◆ Work instructions ◆
All records should be reproduced verbatim.

◇ ◇ ◇ ◇

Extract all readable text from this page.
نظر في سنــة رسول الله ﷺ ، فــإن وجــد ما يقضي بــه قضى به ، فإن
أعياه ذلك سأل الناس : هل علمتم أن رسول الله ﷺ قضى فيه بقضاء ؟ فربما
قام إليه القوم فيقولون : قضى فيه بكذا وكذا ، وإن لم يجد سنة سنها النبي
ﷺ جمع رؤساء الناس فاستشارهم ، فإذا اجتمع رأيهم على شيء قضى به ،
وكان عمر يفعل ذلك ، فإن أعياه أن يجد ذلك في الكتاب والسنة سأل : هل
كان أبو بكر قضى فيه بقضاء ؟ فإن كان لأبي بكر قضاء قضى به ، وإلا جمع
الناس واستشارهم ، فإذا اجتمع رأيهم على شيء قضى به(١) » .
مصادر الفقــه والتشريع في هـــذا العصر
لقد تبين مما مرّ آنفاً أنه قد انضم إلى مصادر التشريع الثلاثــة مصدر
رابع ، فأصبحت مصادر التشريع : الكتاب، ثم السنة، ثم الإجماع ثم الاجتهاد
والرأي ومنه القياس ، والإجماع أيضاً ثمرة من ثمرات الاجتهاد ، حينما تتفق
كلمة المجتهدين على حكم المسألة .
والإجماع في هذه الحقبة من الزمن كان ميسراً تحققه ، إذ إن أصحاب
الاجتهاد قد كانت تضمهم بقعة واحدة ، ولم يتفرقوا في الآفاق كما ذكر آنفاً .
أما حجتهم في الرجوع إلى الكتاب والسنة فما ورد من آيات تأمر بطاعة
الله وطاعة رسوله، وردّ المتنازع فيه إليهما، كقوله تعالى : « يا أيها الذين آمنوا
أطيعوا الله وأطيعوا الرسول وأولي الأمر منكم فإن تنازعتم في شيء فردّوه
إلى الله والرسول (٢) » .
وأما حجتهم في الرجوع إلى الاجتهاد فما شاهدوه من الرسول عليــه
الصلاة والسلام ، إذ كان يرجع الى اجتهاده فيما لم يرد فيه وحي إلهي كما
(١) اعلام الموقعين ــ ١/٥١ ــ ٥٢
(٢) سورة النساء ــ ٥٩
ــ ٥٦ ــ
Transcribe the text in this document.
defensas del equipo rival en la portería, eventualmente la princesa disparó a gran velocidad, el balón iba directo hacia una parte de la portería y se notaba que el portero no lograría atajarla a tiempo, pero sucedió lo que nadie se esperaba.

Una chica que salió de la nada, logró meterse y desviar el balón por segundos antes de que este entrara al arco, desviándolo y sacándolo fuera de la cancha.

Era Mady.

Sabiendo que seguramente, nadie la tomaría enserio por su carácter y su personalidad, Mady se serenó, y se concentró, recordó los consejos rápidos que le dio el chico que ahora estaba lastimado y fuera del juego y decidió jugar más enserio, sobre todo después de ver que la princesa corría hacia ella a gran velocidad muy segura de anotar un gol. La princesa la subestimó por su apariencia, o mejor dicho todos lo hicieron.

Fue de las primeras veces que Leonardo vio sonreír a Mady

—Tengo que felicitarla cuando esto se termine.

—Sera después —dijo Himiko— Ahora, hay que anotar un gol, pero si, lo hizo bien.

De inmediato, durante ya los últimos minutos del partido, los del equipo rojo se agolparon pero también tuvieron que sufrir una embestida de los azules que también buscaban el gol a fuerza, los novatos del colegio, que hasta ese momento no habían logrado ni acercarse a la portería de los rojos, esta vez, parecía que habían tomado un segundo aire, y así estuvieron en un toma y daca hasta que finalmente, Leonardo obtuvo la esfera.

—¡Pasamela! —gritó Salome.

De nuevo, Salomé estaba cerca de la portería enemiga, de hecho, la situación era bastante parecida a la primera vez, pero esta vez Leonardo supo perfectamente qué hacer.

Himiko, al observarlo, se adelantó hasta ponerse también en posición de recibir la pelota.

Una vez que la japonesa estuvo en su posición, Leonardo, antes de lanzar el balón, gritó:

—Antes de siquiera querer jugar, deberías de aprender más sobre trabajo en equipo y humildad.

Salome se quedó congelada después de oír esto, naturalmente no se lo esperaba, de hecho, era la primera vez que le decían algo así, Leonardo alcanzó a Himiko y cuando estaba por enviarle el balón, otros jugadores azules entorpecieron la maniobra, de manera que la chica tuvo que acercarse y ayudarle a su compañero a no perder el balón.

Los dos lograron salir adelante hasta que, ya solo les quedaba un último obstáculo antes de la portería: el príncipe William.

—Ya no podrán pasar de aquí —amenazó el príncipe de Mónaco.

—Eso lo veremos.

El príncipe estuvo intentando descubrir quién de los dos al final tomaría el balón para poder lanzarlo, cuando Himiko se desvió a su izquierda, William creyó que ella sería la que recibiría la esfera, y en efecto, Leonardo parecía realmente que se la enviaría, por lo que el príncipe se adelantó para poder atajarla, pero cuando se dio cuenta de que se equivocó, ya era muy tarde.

◇ ◇ ◇ ◇

◆ Full response ◆
Extract all readable text from this page.
نظر في سنــة رسول الله ﷺ ، فــإن وجــد ما يقضي بــه قضى به ، فإن
أعياه ذلك سأل الناس : هل علمتم أن رسول الله ﷺ قضى فيه بقضاء ؟ فربما
قام إليه القوم فيقولون : قضى فيه بكذا وكذا ، وإن لم يجد سنة سنها النبي
ﷺ جمع رؤساء الناس فاستشارهم ، فإذا اجتمع رأيهم على شيء قضى به ،
وكان عمر يفعل ذلك ، فإن أعياه أن يجد ذلك في الكتاب والسنة سأل : هل
كان أبو بكر قضى فيه بقضاء ؟ فإن كان لأبي بكر قضاء قضى به ، وإلا جمع
الناس واستشارهم ، فإذا اجتمع رأيهم على شيء قضى به(١) » .
مصادر الفقــه والتشريع في هـــذا العصر
لقد تبين مما مرّ آنفاً أنه قد انضم إلى مصادر التشريع الثلاثــة مصدر
رابع ، فأصبحت مصادر التشريع : الكتاب، ثم السنة، ثم الإجماع ثم الاجتهاد
والرأي ومنه القياس ، والإجماع أيضاً ثمرة من ثمرات الاجتهاد ، حينما تتفق
كلمة المجتهدين على حكم المسألة .
والإجماع في هذه الحقبة من الزمن كان ميسراً تحققه ، إذ إن أصحاب
الاجتهاد قد كانت تضمهم بقعة واحدة ، ولم يتفرقوا في الآفاق كما ذكر آنفاً .
أما حجتهم في الرجوع إلى الكتاب والسنة فما ورد من آيات تأمر بطاعة
الله وطاعة رسوله، وردّ المتنازع فيه إليهما، كقوله تعالى : « يا أيها الذين آمنوا
أطيعوا الله وأطيعوا الرسول وأولي الأمر منكم فإن تنازعتم في شيء فردّوه
إلى الله والرسول (٢) » .
وأما حجتهم في الرجوع إلى الاجتهاد فما شاهدوه من الرسول عليــه
الصلاة والسلام ، إذ كان يرجع الى اجتهاده فيما لم يرد فيه وحي إلهي كما
(١) اعلام الموقعين ــ ١/٥١ ــ ٥٢
(٢) سورة النساء ــ ٥٩
ــ ٥٦ ــ
Transcribe the text in this document.
defensas del equipo rival en la portería, eventualmente la princesa disparó a gran velocidad, el balón iba directo hacia una parte de la portería y se notaba que el portero no lograría atajarla a tiempo, pero sucedió lo que nadie se esperaba.

Una chica que salió de la nada, logró meterse y desviar el balón por segundos antes de que este entrara al arco, desviándolo y sacándolo fuera de la cancha.

Era Mady.

Sabiendo que seguramente, nadie la tomaría enserio por su carácter y su personalidad, Mady se serenó, y se concentró, recordó los consejos rápidos que le dio el chico que ahora estaba lastimado y fuera del juego y decidió jugar más enserio, sobre todo después de ver que la princesa corría hacia ella a gran velocidad muy segura de anotar un gol. La princesa la subestimó por su apariencia, o mejor dicho todos lo hicieron.

Fue de las primeras veces que Leonardo vio sonreír a Mady

—Tengo que felicitarla cuando esto se termine.

—Sera después —dijo Himiko— Ahora, hay que anotar un gol, pero si, lo hizo bien.

De inmediato, durante ya los últimos minutos del partido, los del equipo rojo se agolparon pero también tuvieron que sufrir una embestida de los azules que también buscaban el gol a fuerza, los novatos del colegio, que hasta ese momento no habían logrado ni acercarse a la portería de los rojos, esta vez, parecía que habían tomado un segundo aire, y así estuvieron en un toma y daca hasta que finalmente, Leonardo obtuvo la esfera.

—¡Pasamela! —gritó Salome.

De nuevo, Salomé estaba cerca de la portería enemiga, de hecho, la situación era bastante parecida a la primera vez, pero esta vez Leonardo supo perfectamente qué hacer.

Himiko, al observarlo, se adelantó hasta ponerse también en posición de recibir la pelota.

Una vez que la japonesa estuvo en su posición, Leonardo, antes de lanzar el balón, gritó:

—Antes de siquiera querer jugar, deberías de aprender más sobre trabajo en equipo y humildad.

Salome se quedó congelada después de oír esto, naturalmente no se lo esperaba, de hecho, era la primera vez que le decían algo así, Leonardo alcanzó a Himiko y cuando estaba por enviarle el balón, otros jugadores azules entorpecieron la maniobra, de manera que la chica tuvo que acercarse y ayudarle a su compañero a no perder el balón.

Los dos lograron salir adelante hasta que, ya solo les quedaba un último obstáculo antes de la portería: el príncipe William.

—Ya no podrán pasar de aquí —amenazó el príncipe de Mónaco.

—Eso lo veremos.

El príncipe estuvo intentando descubrir quién de los dos al final tomaría el balón para poder lanzarlo, cuando Himiko se desvió a su izquierda, William creyó que ella sería la que recibiría la esfera, y en efecto, Leonardo parecía realmente que se la enviaría, por lo que el príncipe se adelantó para poder atajarla, pero cuando se dio cuenta de que se equivocó, ya era muy tarde.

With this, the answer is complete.